> Records to use:

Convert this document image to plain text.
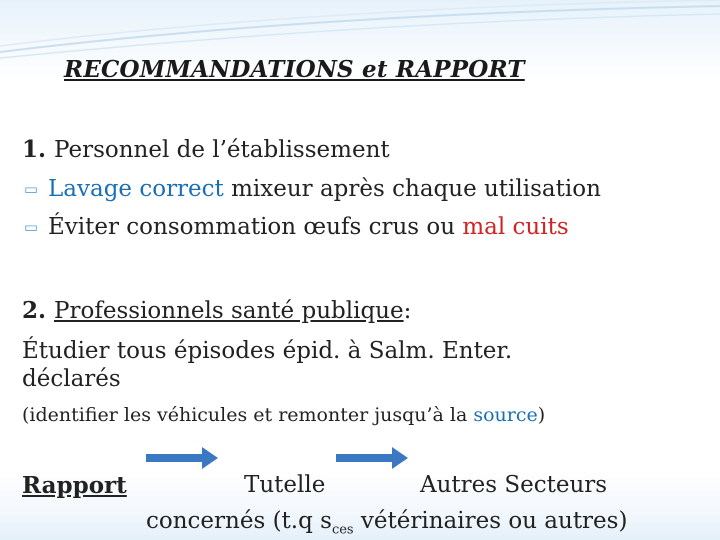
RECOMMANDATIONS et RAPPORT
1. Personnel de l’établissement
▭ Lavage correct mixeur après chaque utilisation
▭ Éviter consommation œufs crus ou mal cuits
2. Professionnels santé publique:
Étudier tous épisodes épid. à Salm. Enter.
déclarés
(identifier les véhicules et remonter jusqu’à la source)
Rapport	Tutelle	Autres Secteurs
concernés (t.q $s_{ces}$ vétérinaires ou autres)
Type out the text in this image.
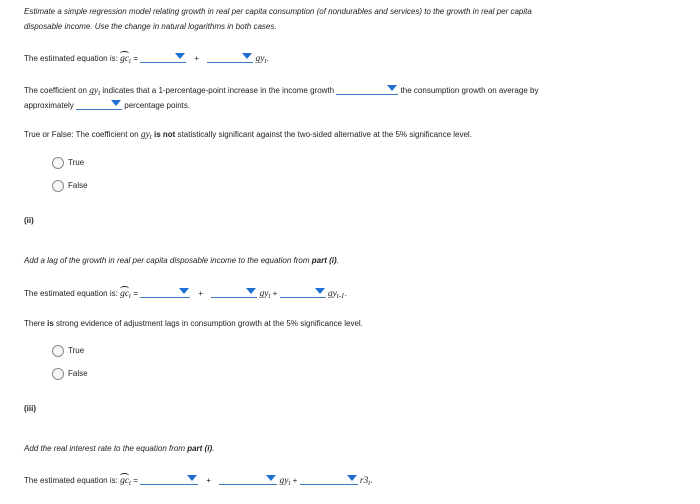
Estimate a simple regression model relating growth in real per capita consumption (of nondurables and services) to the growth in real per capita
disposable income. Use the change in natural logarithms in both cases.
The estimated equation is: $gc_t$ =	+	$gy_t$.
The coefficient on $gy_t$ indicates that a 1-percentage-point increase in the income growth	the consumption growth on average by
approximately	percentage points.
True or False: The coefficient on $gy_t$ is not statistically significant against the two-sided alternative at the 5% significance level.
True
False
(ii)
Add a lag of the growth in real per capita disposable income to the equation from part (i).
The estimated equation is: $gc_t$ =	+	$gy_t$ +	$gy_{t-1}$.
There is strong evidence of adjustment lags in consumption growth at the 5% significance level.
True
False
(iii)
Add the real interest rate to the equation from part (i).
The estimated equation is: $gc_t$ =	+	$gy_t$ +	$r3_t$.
--
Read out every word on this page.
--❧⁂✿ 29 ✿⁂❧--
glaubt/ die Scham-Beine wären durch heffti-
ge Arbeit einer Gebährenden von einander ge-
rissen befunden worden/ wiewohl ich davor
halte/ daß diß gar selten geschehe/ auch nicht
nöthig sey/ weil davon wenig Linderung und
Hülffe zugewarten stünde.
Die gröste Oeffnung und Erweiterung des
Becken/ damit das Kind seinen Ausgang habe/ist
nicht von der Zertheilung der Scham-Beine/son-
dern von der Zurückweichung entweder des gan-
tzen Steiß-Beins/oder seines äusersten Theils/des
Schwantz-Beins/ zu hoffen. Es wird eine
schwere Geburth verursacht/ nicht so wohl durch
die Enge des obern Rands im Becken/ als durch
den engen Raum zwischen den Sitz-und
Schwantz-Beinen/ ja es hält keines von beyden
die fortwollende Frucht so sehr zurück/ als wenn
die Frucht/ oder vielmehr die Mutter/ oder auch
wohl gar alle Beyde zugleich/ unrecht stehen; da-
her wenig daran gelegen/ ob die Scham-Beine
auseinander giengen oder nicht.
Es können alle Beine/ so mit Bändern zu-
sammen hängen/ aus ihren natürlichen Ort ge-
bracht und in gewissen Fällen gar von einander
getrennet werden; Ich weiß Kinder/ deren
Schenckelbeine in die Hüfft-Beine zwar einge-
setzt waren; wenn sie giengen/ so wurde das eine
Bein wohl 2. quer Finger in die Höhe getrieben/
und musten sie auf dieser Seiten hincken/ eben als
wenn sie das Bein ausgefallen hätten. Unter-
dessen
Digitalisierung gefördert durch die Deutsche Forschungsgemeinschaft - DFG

> Problem to work on: From the data, list each line in which the string "real" appears.

> Full solution:
Estimate a simple regression model relating growth in real per capita consumption (of nondurables and services) to the growth in real per capita
Add a lag of the growth in real per capita disposable income to the equation from part (i).
Add the real interest rate to the equation from part (i).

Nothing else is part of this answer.